Records provided:
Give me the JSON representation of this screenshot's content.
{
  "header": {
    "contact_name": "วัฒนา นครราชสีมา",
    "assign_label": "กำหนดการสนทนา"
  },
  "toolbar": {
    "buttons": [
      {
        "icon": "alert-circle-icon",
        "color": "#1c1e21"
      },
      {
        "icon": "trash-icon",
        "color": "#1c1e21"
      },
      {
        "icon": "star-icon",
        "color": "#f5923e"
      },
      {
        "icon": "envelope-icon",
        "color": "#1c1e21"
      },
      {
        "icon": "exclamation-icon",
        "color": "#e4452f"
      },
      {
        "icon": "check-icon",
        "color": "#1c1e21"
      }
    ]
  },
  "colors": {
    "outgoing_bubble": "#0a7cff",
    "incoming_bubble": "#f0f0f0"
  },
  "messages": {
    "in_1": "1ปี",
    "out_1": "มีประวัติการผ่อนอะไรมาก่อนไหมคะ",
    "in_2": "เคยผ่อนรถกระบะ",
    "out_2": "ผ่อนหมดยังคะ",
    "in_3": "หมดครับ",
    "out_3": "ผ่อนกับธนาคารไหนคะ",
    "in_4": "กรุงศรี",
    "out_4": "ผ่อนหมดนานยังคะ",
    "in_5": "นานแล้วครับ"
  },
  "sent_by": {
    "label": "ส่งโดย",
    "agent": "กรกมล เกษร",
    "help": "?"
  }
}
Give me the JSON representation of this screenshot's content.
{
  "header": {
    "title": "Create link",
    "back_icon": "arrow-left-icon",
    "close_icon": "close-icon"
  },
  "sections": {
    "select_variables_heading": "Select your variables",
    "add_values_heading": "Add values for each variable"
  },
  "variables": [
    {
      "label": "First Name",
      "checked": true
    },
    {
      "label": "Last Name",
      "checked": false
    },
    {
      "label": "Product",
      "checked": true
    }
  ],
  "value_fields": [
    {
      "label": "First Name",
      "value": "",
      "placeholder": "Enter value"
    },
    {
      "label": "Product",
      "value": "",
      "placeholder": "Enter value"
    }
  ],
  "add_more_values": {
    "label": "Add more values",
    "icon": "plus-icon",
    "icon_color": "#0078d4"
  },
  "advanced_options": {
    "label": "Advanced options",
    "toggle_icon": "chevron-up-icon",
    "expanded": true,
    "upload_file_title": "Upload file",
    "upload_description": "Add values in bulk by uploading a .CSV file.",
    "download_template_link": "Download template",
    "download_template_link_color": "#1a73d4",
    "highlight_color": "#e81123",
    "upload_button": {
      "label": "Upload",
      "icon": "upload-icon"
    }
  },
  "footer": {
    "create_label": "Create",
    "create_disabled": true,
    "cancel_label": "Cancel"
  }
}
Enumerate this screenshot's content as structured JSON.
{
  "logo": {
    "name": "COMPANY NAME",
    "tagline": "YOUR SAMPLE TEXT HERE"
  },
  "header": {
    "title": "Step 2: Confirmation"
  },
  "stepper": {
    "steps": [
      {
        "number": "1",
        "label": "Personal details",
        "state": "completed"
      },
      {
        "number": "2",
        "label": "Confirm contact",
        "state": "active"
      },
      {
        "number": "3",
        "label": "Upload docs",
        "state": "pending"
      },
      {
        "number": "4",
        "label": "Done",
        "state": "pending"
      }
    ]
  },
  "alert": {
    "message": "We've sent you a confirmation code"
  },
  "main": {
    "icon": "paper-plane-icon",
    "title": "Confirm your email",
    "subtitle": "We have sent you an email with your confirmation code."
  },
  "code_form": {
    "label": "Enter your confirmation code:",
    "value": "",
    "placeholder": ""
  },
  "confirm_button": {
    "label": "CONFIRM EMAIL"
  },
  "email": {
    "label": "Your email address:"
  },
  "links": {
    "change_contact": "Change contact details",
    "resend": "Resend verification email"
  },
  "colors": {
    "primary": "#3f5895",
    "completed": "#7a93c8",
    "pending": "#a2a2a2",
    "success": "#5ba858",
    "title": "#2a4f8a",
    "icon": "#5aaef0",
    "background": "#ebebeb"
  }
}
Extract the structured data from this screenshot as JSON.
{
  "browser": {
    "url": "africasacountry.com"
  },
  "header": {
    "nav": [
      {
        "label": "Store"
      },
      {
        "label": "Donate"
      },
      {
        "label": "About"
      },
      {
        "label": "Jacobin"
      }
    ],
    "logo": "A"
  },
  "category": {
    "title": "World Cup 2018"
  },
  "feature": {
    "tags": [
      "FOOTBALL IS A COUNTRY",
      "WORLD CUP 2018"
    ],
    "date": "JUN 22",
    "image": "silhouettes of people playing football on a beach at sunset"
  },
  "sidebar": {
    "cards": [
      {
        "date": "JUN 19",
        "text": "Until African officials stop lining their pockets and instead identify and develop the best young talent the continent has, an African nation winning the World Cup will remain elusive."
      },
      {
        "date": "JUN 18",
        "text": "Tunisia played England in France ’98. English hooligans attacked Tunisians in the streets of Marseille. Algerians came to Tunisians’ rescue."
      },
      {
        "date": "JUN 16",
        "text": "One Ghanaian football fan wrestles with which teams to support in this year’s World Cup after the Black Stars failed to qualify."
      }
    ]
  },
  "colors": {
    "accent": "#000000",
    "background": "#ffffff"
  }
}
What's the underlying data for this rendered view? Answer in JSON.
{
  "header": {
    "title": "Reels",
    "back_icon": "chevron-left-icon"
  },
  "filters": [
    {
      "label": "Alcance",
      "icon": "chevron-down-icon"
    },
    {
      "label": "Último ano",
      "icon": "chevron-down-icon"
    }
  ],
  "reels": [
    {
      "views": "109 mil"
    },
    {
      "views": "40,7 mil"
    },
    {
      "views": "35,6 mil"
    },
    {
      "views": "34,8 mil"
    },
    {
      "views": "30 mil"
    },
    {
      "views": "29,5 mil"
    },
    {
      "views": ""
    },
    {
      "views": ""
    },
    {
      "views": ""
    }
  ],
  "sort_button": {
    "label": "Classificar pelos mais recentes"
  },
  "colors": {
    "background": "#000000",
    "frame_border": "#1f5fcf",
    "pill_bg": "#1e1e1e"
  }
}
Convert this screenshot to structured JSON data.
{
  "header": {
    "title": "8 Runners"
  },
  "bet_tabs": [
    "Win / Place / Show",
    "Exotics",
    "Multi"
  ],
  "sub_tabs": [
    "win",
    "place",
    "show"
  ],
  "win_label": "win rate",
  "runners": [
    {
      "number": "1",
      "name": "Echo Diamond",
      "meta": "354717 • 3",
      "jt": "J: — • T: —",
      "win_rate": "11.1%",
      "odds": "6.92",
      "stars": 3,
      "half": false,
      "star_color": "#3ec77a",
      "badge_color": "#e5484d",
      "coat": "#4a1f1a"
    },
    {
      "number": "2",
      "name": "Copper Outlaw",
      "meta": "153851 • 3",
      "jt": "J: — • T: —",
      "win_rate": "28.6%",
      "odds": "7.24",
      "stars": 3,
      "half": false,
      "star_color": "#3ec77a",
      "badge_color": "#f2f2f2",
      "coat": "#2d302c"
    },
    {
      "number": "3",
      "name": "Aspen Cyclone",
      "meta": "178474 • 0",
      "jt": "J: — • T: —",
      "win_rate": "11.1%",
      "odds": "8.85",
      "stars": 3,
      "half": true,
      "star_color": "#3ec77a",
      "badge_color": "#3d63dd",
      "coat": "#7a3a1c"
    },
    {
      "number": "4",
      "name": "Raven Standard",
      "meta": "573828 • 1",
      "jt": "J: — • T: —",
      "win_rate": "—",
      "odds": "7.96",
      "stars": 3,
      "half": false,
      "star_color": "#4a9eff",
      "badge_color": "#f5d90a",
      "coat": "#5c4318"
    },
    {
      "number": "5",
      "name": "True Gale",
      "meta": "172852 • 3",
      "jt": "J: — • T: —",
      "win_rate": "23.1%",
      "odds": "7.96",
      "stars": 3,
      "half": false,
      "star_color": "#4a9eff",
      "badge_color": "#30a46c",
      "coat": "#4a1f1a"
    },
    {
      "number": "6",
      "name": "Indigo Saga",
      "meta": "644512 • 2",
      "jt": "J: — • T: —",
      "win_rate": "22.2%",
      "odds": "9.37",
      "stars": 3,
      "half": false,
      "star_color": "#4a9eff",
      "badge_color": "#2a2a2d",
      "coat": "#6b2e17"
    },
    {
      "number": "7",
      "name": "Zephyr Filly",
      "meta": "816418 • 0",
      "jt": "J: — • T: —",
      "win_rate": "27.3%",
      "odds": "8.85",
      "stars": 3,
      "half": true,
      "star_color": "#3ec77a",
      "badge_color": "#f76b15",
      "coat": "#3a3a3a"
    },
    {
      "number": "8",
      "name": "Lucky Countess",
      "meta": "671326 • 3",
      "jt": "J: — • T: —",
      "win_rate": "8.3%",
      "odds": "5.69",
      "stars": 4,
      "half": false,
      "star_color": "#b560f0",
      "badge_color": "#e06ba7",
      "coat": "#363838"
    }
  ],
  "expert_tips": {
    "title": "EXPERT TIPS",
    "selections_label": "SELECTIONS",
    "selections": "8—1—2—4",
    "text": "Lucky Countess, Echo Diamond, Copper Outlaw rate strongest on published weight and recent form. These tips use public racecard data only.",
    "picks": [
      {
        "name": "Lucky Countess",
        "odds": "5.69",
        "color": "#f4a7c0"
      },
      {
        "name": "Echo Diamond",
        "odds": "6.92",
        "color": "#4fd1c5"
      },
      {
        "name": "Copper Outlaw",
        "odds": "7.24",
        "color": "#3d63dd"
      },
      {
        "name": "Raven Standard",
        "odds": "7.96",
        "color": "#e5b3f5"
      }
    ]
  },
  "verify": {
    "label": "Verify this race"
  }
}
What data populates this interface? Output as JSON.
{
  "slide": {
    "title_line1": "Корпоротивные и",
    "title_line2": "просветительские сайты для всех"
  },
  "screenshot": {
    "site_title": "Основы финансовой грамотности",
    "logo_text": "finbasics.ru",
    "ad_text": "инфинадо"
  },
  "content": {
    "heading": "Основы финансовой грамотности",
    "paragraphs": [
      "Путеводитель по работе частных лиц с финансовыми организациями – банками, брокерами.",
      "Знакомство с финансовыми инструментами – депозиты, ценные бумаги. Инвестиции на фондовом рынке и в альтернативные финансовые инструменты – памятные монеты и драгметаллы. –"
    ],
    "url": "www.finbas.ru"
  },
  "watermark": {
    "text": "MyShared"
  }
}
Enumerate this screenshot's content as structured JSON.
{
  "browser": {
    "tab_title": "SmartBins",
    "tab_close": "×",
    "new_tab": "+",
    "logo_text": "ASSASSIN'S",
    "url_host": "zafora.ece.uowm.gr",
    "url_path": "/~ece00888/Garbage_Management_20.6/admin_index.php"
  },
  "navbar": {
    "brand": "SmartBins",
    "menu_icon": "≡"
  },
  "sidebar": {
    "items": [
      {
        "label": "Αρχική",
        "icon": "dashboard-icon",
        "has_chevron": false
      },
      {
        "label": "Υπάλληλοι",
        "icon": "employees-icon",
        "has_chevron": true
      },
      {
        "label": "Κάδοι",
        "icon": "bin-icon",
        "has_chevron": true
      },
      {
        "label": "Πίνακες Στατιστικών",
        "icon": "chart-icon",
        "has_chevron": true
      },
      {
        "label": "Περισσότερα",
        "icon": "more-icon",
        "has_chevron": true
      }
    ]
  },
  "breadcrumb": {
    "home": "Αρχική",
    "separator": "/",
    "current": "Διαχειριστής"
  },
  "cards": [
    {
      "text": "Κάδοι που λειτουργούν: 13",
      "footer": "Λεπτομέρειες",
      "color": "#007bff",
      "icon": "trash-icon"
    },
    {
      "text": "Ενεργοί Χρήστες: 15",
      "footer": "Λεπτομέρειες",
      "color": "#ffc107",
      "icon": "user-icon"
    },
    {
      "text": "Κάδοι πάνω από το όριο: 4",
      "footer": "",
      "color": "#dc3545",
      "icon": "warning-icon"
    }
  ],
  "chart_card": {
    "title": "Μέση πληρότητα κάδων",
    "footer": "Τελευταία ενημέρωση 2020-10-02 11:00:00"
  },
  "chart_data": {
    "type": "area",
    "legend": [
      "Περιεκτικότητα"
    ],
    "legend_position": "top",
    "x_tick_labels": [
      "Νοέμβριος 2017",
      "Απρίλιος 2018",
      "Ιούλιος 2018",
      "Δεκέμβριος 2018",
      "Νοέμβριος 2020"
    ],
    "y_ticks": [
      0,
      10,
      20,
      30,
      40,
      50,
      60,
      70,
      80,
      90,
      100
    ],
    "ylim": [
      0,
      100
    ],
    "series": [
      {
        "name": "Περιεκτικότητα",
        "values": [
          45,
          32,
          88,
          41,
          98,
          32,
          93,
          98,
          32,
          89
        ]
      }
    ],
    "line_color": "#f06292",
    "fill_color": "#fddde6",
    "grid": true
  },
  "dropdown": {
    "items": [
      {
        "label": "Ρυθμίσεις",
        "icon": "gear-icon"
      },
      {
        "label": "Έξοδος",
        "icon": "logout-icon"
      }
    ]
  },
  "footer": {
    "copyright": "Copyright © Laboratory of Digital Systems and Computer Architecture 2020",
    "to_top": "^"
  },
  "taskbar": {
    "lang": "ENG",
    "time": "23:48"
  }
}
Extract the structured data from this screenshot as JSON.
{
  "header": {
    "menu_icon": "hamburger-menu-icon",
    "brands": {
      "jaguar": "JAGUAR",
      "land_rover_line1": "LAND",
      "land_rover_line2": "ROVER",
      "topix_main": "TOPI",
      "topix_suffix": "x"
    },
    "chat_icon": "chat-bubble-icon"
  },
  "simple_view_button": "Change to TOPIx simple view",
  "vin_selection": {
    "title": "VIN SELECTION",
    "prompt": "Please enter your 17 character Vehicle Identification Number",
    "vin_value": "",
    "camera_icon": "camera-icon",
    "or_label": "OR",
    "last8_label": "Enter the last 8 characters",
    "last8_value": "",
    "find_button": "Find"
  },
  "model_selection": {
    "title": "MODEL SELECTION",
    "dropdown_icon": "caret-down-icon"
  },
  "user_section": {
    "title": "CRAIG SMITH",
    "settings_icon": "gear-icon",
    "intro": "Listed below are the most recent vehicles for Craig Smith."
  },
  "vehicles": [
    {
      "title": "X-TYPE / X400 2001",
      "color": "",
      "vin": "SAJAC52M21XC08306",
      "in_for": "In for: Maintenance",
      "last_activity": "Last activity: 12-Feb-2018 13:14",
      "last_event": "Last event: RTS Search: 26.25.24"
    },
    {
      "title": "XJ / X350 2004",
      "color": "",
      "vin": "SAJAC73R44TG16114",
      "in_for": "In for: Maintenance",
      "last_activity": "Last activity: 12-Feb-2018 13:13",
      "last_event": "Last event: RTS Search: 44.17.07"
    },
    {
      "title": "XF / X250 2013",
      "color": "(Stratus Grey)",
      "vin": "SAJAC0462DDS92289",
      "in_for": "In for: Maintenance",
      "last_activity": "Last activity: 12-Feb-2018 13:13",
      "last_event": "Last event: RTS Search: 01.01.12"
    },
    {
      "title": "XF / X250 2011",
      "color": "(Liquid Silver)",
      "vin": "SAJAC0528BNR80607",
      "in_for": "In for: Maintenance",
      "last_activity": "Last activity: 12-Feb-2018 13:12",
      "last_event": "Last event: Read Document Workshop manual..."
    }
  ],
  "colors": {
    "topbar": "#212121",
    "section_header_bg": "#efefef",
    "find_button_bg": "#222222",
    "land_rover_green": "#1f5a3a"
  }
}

Do this: Return every line of the preceding records in which the word "meta" appears.

Complete response:
      "meta": "354717 • 3",
      "meta": "153851 • 3",
      "meta": "178474 • 0",
      "meta": "573828 • 1",
      "meta": "172852 • 3",
      "meta": "644512 • 2",
      "meta": "816418 • 0",
      "meta": "671326 • 3",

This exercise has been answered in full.